Saved entries:
-*-

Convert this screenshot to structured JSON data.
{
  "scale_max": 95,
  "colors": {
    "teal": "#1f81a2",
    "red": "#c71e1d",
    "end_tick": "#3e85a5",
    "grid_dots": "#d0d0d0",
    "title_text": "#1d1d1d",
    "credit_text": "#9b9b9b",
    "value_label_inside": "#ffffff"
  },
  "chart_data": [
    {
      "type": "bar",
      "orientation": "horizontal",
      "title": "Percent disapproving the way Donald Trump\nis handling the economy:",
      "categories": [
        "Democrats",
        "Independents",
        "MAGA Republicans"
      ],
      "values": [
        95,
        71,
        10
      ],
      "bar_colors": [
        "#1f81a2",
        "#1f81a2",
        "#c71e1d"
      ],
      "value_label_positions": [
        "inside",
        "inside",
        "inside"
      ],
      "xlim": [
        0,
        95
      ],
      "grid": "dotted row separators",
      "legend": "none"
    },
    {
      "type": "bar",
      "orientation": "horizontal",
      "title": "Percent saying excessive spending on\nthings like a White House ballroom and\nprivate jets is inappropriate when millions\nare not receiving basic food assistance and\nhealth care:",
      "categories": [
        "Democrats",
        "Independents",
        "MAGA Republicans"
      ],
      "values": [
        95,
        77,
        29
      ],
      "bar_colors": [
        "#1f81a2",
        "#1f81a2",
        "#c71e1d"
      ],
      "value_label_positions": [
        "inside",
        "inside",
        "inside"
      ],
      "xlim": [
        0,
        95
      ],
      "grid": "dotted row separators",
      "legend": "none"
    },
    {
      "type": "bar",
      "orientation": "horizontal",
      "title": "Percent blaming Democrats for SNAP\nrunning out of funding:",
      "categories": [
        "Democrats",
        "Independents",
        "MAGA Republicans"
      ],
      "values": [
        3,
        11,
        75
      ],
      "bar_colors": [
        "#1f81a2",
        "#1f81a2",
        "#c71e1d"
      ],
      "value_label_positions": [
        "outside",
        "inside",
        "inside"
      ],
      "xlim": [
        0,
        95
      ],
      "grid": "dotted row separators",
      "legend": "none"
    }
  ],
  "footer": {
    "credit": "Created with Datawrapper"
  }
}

-*-

* **Required task**:
Pull out each line of the entries that contains "Percent".

* **Result for this exercise**:
      "title": "Percent disapproving the way Donald Trump\nis handling the economy:",
      "title": "Percent saying excessive spending on\nthings like a White House ballroom and\nprivate jets is inappropriate when millions\nare not receiving basic food assistance and\nhealth care:",
      "title": "Percent blaming Democrats for SNAP\nrunning out of funding:",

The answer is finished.